Stated exercise:
What follows is a listing. Return every line of it exactly.
-- START --
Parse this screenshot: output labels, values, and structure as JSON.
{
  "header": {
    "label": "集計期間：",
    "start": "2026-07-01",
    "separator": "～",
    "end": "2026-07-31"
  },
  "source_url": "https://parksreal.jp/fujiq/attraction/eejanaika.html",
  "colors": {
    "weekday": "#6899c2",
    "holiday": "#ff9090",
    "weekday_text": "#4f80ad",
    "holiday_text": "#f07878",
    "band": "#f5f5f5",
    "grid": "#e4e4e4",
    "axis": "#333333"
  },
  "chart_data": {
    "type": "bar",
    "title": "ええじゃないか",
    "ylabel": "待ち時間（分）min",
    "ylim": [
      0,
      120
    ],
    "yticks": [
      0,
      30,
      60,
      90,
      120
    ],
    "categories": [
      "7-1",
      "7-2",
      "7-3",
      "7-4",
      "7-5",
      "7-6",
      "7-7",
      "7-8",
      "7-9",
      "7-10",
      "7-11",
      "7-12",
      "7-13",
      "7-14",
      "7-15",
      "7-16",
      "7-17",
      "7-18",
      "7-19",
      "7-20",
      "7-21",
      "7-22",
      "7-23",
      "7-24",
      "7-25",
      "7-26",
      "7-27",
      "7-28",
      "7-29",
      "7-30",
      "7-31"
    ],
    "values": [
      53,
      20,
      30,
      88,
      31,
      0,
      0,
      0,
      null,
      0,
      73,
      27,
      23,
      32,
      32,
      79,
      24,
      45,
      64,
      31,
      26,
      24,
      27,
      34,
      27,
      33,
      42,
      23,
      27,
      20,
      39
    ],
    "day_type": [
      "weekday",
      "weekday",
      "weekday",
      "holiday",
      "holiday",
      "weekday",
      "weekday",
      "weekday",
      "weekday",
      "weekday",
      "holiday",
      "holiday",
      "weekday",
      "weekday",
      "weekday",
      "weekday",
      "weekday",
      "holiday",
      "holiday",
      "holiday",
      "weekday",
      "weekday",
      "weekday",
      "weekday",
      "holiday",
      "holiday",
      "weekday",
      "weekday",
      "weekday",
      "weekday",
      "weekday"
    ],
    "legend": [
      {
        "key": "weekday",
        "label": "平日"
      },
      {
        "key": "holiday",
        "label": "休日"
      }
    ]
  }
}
-- END --
Expected answer:
Parse this screenshot: output labels, values, and structure as JSON.
{
  "header": {
    "label": "集計期間：",
    "start": "2026-07-01",
    "separator": "～",
    "end": "2026-07-31"
  },
  "source_url": "https://parksreal.jp/fujiq/attraction/eejanaika.html",
  "colors": {
    "weekday": "#6899c2",
    "holiday": "#ff9090",
    "weekday_text": "#4f80ad",
    "holiday_text": "#f07878",
    "band": "#f5f5f5",
    "grid": "#e4e4e4",
    "axis": "#333333"
  },
  "chart_data": {
    "type": "bar",
    "title": "ええじゃないか",
    "ylabel": "待ち時間（分）min",
    "ylim": [
      0,
      120
    ],
    "yticks": [
      0,
      30,
      60,
      90,
      120
    ],
    "categories": [
      "7-1",
      "7-2",
      "7-3",
      "7-4",
      "7-5",
      "7-6",
      "7-7",
      "7-8",
      "7-9",
      "7-10",
      "7-11",
      "7-12",
      "7-13",
      "7-14",
      "7-15",
      "7-16",
      "7-17",
      "7-18",
      "7-19",
      "7-20",
      "7-21",
      "7-22",
      "7-23",
      "7-24",
      "7-25",
      "7-26",
      "7-27",
      "7-28",
      "7-29",
      "7-30",
      "7-31"
    ],
    "values": [
      53,
      20,
      30,
      88,
      31,
      0,
      0,
      0,
      null,
      0,
      73,
      27,
      23,
      32,
      32,
      79,
      24,
      45,
      64,
      31,
      26,
      24,
      27,
      34,
      27,
      33,
      42,
      23,
      27,
      20,
      39
    ],
    "day_type": [
      "weekday",
      "weekday",
      "weekday",
      "holiday",
      "holiday",
      "weekday",
      "weekday",
      "weekday",
      "weekday",
      "weekday",
      "holiday",
      "holiday",
      "weekday",
      "weekday",
      "weekday",
      "weekday",
      "weekday",
      "holiday",
      "holiday",
      "holiday",
      "weekday",
      "weekday",
      "weekday",
      "weekday",
      "holiday",
      "holiday",
      "weekday",
      "weekday",
      "weekday",
      "weekday",
      "weekday"
    ],
    "legend": [
      {
        "key": "weekday",
        "label": "平日"
      },
      {
        "key": "holiday",
        "label": "休日"
      }
    ]
  }
}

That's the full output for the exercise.